QUOTED TEXT:
§

Bollywood: The Arthur Freed Unit Reincarnated?

Posted on Tuesday, September 30 @ 00:00:00 EST by Kate Douglas
by Laura Boyes

No genre has had a greater challenge in melding the competing realist and escapist modes of cinema than the musical. Early talkies often used the pragmatic “put on a show” model, based on the Broadway review, which eventually evolved into more a fanciful treatment of song interpolated into story. In the 1960s, a massive cultural train wreck symbolized by the collision of The Sound of Music with A Hard Day’s Night resulted in the temporary demise of the screen musical. Current hits like Moulin Rouge and Chicago have hesitantly revived a stage-bound framework as a palatable 21st century version of the musical.

But, musicals cannot be logical; you either accept the premise, or you don’t. Modern Hollywood films are starting to yearn for saturated colour, talented musical stars (a quest still in progress) hummable tunes and unrepentant fantasy as exemplified by producer Arthur Freed’s ensemble in its glory days at MGM. These attributes can already be found in the mesmerizing and addictive output of Bollywood.

Just as a classic Hollywood film of the past contains cultural questions (did people really use that slang, wear those giant petticoats, drink so many martinis?) so too, Indian films entice the Western viewer with their mysteries. One must puzzle the language, the gestures, and the symbolism of clothes from a ferengi (foreigner’s) vantage point. Yet, recent Bollywood films firmly invoke the classic musicals of old.

First, they positively reek of class. The clothes, the cars, the houses! The artificiality of the studio set, the constant gentle breeze ruffling hair, the rain machines, (invoking the sexual metaphor of the marriage between Mother Earth and Father Rain, but really an excuse for showing the stars in clingy wet clothes) the exotic locales, all contribute to the creation of an extreme fantasy environment where the real India rarely intrudes. Is it possible anybody really lives in the fabulous Raichand mansion in Kabhi Khushi Kabhie Gham? As huge as it appears from the outside, the constructed interiors make it seem even larger. Bollywood heroes tend to drive Ferraris, arrive home for visits in helicopters, wear Armani suits. The actresses may begin in Western clothes (often tiny, tiny ones) but later don saris as a sign of their maturity and desirability as a wife, as Kajol does in Kuch Kuch Hota Hai.

§

Layout annotation records
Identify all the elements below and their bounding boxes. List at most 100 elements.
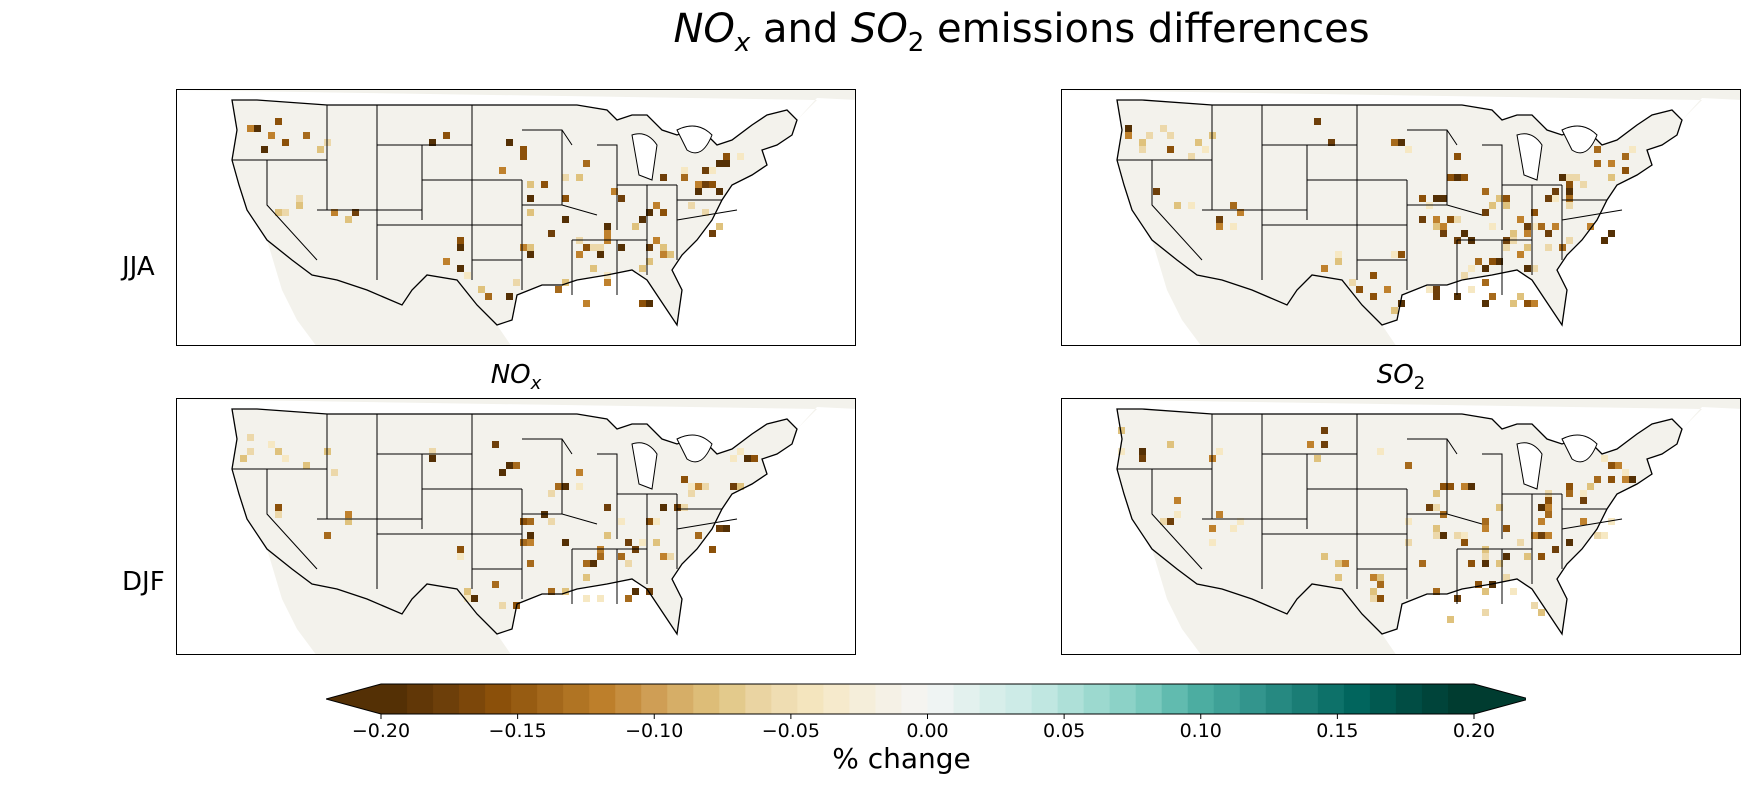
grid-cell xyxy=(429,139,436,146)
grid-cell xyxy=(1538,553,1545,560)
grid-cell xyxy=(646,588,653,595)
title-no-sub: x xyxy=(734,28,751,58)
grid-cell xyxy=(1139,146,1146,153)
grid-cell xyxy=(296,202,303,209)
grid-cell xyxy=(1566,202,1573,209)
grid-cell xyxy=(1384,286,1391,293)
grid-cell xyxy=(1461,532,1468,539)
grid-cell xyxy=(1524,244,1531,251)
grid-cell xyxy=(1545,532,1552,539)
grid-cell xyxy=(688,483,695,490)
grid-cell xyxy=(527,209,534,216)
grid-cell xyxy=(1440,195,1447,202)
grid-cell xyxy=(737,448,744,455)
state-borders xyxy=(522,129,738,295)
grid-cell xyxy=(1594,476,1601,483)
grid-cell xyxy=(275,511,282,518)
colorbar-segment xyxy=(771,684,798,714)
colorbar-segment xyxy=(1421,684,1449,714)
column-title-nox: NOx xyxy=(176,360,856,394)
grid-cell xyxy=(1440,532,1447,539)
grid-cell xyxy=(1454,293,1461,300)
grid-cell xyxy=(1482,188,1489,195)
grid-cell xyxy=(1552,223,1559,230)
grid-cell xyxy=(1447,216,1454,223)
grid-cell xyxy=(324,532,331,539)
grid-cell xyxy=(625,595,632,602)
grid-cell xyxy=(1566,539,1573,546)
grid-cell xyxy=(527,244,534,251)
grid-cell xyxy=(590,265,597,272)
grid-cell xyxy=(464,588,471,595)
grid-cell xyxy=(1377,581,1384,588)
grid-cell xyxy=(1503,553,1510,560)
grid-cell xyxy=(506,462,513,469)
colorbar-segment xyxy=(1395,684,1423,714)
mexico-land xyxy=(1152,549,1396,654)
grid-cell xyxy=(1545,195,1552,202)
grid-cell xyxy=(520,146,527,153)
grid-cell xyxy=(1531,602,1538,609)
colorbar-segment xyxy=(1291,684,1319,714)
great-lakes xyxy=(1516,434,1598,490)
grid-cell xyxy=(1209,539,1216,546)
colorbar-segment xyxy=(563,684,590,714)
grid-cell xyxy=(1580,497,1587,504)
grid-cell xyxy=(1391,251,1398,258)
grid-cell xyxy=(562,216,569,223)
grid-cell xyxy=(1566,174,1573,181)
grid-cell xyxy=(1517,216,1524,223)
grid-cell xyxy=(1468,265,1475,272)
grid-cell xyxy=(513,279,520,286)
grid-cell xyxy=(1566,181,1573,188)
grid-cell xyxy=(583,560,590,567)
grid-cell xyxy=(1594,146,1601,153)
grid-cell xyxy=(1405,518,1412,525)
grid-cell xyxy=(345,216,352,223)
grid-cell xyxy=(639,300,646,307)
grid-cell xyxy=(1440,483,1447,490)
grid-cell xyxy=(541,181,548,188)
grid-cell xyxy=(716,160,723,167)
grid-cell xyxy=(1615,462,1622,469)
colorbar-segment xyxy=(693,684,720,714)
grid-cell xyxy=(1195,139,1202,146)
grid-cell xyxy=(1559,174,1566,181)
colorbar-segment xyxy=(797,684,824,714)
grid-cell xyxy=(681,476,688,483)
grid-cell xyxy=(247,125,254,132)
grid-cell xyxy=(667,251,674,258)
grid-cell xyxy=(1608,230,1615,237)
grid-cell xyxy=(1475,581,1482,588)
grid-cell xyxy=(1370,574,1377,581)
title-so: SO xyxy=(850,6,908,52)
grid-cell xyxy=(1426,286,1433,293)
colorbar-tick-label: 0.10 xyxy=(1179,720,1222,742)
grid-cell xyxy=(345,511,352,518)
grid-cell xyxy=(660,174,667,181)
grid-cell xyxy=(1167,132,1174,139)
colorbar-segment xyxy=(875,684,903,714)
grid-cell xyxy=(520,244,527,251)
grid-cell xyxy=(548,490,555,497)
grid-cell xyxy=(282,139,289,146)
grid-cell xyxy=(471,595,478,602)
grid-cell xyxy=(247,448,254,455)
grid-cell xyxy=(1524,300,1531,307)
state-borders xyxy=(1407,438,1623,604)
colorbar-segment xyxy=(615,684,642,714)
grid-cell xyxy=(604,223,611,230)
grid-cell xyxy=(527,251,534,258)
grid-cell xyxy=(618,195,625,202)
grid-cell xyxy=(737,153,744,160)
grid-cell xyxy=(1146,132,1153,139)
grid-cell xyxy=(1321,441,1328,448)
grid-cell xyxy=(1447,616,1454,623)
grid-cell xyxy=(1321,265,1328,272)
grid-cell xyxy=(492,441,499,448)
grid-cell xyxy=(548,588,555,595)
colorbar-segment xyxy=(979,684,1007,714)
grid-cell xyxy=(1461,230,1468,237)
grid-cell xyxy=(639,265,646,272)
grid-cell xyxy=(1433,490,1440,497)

§

WHAT IS REQUIRED:
Answer these questions using the Bollywood article:
(a) Which two films does the article say collided in the 1960s?
(b) Which producer's MGM ensemble does the article name?
(c) In which film does Kajol wear saris?
These records were taken from a different source than the article.

ANSWER TO THE TASK:
(a) The Sound of Music and A Hard Day's Night
(b) Arthur Freed
(c) Kuch Kuch Hota Hai